## What you will do
Wherever a line holds the string "предоставление", copy that line.

++++++++++++++++++++

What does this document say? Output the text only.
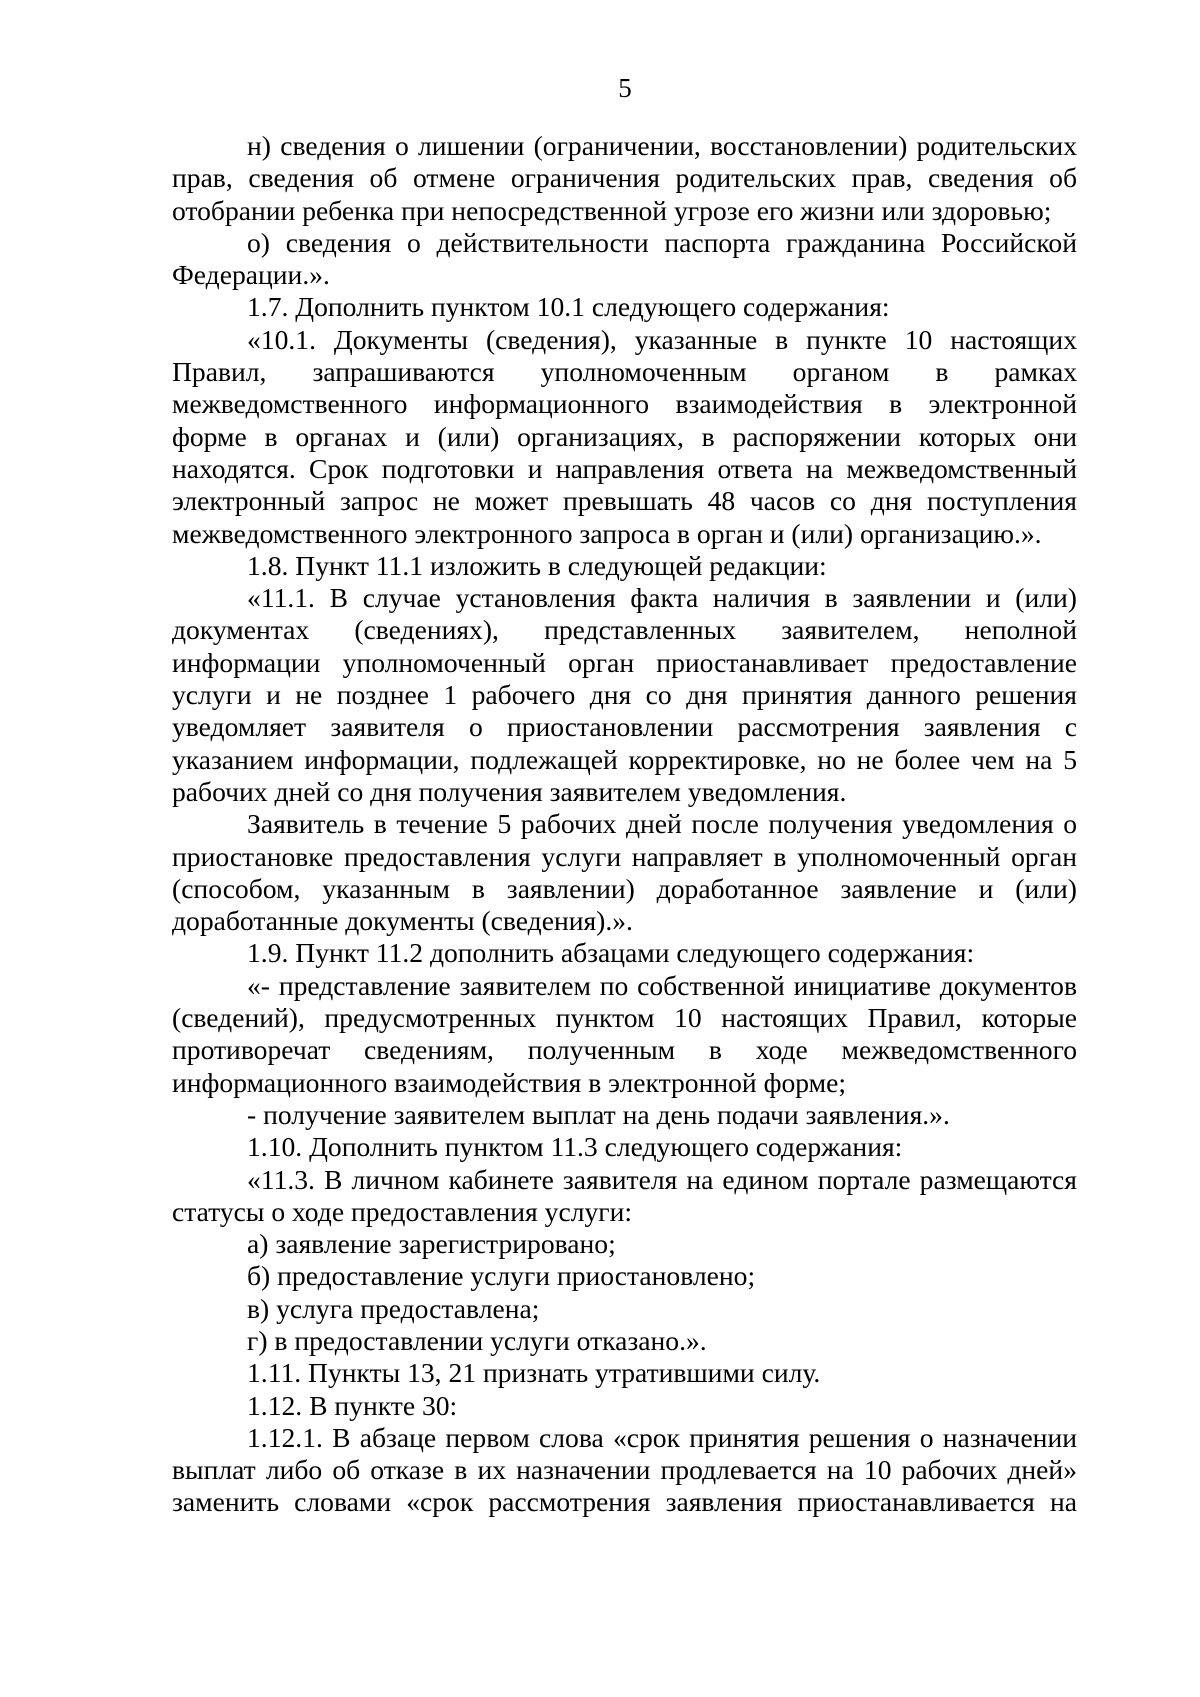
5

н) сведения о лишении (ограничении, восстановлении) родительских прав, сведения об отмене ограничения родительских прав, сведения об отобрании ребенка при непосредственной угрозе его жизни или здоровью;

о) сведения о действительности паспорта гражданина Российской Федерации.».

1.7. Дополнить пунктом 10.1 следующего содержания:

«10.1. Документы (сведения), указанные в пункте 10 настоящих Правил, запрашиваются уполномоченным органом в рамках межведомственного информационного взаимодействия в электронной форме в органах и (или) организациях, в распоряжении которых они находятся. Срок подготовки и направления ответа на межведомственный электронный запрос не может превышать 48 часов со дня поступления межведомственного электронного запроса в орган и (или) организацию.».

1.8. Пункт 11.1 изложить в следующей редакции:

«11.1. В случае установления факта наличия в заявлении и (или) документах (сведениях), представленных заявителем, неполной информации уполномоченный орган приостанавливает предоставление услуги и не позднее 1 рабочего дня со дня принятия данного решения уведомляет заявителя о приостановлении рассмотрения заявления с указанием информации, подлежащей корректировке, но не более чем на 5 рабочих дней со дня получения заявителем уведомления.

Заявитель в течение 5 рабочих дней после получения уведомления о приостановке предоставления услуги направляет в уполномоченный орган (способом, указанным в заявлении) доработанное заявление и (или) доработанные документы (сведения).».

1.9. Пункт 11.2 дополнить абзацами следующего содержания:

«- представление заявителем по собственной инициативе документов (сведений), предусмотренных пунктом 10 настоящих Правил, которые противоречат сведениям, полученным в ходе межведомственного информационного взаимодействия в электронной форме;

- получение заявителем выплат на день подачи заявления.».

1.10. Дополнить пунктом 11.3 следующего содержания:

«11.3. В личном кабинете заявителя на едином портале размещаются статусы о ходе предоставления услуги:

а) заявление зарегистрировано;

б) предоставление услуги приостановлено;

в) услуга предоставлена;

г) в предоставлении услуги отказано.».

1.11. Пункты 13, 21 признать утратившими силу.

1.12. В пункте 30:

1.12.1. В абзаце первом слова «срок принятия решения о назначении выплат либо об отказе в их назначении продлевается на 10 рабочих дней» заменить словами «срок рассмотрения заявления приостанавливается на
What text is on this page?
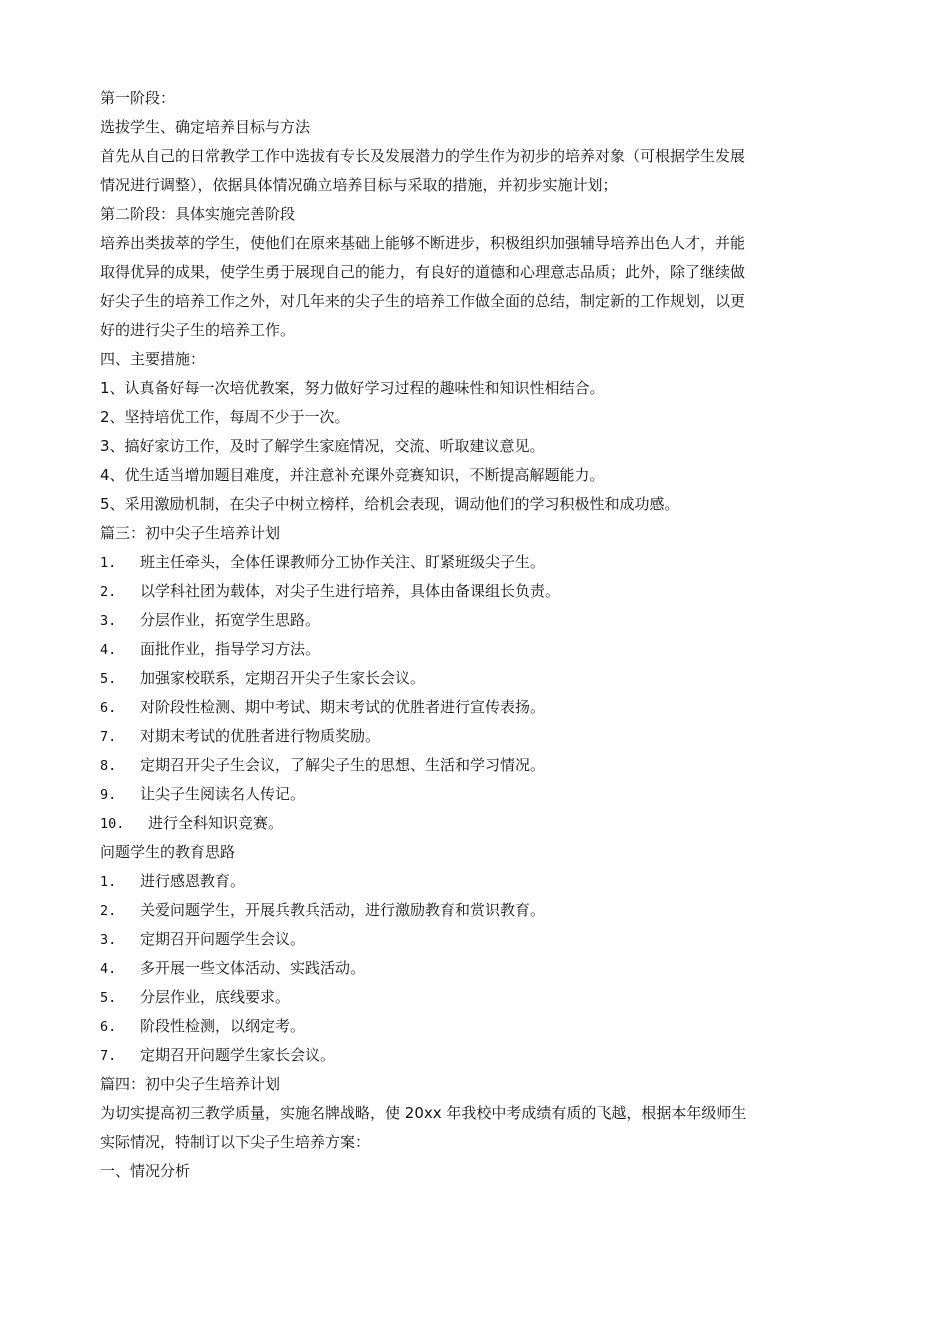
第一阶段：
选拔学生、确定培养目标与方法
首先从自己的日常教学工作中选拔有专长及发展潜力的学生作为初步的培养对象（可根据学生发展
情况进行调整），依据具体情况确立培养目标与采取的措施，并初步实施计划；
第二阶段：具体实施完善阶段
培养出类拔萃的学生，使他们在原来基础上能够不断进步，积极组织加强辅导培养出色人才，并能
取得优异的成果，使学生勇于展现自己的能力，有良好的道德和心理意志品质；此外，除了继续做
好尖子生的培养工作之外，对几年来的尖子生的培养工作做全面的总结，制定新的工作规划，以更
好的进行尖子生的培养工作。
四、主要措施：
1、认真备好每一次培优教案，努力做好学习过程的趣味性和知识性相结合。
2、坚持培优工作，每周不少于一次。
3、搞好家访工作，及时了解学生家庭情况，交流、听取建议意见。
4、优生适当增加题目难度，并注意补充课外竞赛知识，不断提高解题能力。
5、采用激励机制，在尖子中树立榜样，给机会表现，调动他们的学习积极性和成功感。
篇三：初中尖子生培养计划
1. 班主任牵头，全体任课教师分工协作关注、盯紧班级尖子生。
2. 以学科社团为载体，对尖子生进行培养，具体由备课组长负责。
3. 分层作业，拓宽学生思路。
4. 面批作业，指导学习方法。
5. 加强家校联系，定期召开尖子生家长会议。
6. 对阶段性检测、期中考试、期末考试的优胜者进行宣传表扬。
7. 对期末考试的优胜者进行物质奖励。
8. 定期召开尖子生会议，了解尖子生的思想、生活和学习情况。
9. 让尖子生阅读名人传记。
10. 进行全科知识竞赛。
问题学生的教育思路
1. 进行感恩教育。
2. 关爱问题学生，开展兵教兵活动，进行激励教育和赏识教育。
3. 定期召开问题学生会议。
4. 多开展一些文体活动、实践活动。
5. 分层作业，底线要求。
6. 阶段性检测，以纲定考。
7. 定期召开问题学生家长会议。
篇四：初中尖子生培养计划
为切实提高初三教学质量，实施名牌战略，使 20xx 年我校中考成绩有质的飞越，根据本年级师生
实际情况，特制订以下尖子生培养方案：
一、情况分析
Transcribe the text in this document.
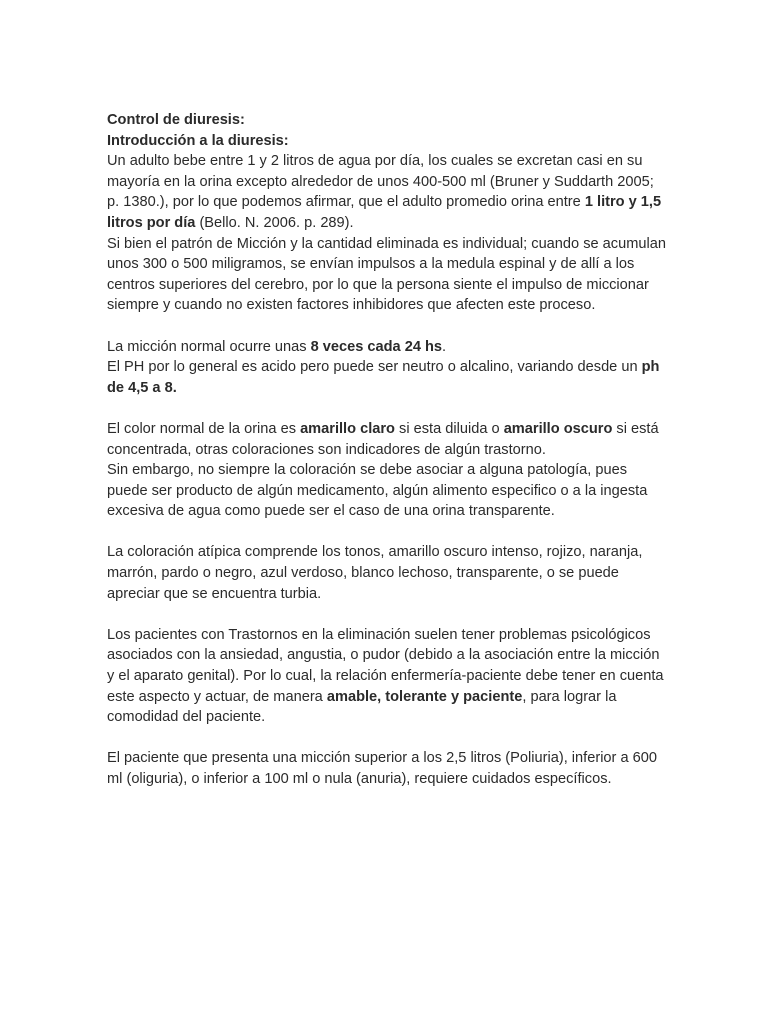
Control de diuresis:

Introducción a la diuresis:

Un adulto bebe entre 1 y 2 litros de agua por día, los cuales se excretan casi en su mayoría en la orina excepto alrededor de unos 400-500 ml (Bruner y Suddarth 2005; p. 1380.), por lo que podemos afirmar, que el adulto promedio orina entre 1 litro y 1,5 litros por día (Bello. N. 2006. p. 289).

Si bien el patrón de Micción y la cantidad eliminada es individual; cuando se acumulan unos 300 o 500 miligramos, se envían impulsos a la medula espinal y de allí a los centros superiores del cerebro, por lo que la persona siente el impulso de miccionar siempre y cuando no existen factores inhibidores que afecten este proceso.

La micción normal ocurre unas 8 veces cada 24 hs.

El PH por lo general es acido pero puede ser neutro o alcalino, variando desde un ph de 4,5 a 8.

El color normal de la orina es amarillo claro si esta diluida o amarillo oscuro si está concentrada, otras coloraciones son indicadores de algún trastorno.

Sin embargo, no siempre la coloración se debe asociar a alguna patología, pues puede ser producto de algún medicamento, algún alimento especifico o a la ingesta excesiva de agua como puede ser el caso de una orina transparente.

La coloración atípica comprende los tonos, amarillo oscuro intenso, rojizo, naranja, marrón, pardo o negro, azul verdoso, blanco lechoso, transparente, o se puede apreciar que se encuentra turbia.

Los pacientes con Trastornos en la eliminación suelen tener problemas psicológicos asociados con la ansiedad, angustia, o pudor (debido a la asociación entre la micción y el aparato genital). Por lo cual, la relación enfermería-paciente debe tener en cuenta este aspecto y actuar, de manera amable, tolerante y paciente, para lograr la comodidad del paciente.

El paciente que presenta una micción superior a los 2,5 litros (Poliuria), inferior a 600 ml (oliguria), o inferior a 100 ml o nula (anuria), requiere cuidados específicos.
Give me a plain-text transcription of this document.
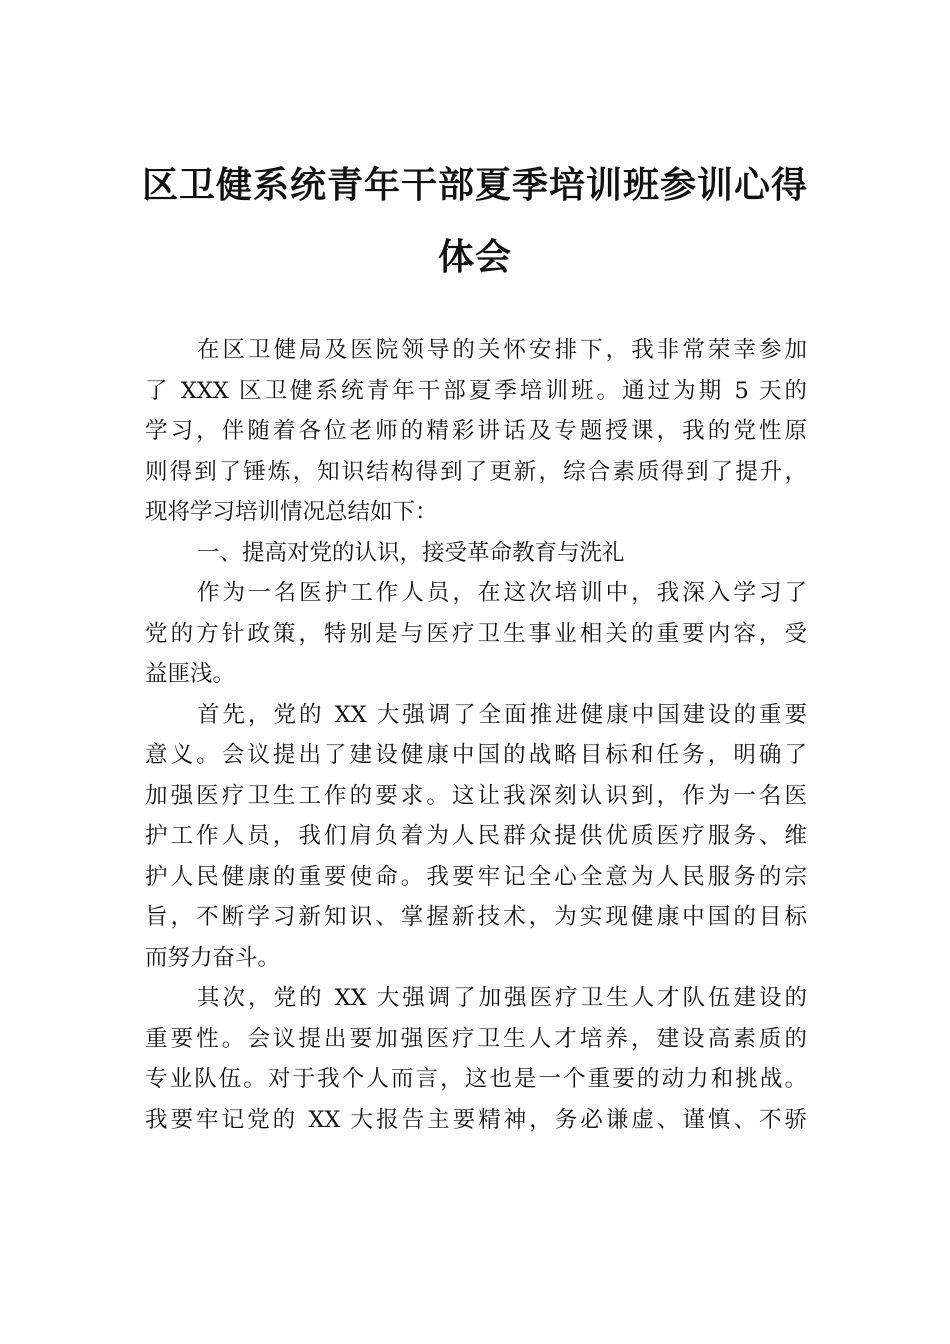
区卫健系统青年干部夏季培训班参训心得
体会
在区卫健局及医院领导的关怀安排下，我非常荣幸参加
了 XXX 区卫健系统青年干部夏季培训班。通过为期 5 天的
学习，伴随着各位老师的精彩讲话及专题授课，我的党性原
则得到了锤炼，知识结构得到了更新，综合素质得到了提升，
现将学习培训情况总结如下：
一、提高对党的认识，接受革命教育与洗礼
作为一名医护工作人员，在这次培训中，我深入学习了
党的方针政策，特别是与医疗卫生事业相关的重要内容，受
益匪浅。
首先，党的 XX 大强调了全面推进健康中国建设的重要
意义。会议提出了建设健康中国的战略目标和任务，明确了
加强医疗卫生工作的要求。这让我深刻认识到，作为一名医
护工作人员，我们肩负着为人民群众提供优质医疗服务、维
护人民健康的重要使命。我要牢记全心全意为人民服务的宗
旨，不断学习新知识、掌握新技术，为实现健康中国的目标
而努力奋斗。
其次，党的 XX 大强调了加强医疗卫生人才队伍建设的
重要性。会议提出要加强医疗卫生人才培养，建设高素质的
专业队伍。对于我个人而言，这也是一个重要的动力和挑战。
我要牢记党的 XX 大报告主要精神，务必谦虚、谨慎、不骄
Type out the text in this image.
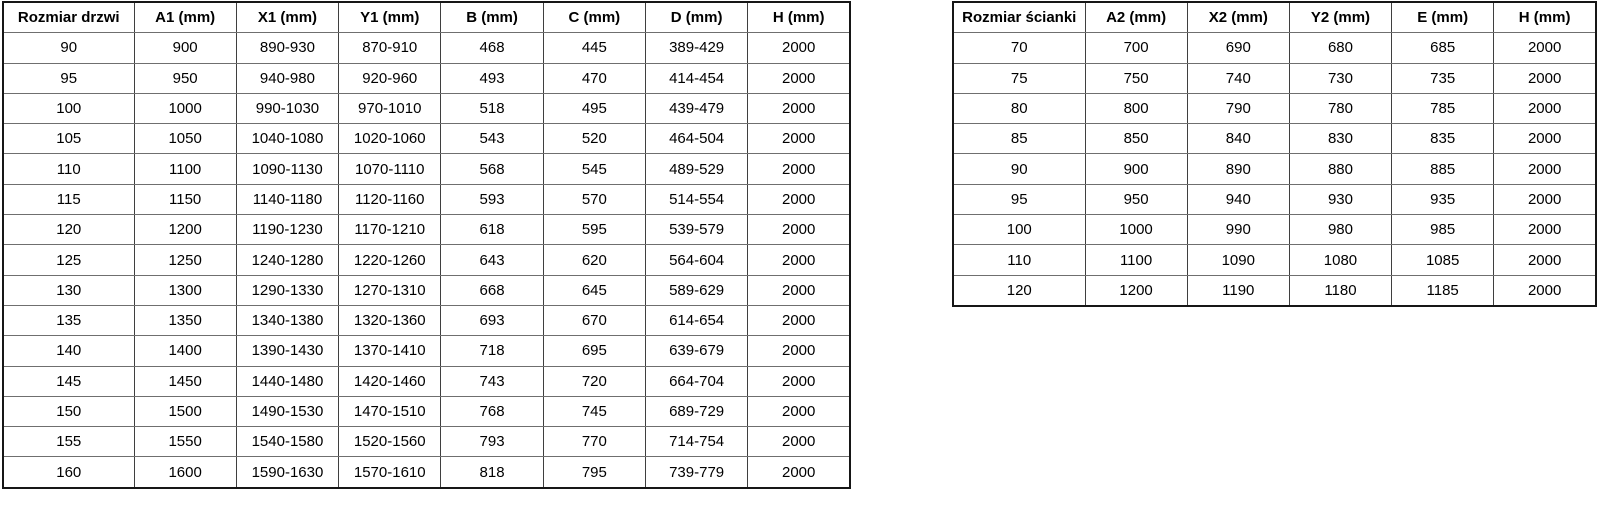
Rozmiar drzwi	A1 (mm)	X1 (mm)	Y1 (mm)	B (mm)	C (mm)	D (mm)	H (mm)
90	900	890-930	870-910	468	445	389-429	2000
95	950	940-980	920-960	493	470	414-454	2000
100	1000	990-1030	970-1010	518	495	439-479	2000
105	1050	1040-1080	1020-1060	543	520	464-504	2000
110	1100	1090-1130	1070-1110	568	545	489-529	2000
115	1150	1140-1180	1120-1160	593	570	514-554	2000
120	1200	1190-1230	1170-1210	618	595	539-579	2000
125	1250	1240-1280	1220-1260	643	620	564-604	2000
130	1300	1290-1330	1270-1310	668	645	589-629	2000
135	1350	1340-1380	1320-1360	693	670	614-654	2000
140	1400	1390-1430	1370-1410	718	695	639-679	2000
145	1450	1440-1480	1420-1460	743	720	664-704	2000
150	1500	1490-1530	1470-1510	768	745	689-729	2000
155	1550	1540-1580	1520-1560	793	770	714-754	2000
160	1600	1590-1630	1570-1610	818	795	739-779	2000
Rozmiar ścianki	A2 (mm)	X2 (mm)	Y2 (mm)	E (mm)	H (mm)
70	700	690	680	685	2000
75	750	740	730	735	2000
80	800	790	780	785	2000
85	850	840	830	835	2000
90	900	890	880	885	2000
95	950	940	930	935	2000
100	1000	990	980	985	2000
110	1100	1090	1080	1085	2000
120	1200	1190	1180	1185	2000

++++++++++++++++++++

## Answer in full
«11.1. В случае установления факта наличия в заявлении и (или) документах (сведениях), представленных заявителем, неполной информации уполномоченный орган приостанавливает предоставление услуги и не позднее 1 рабочего дня со дня принятия данного решения уведомляет заявителя о приостановлении рассмотрения заявления с указанием информации, подлежащей корректировке, но не более чем на 5 рабочих дней со дня получения заявителем уведомления.
б) предоставление услуги приостановлено;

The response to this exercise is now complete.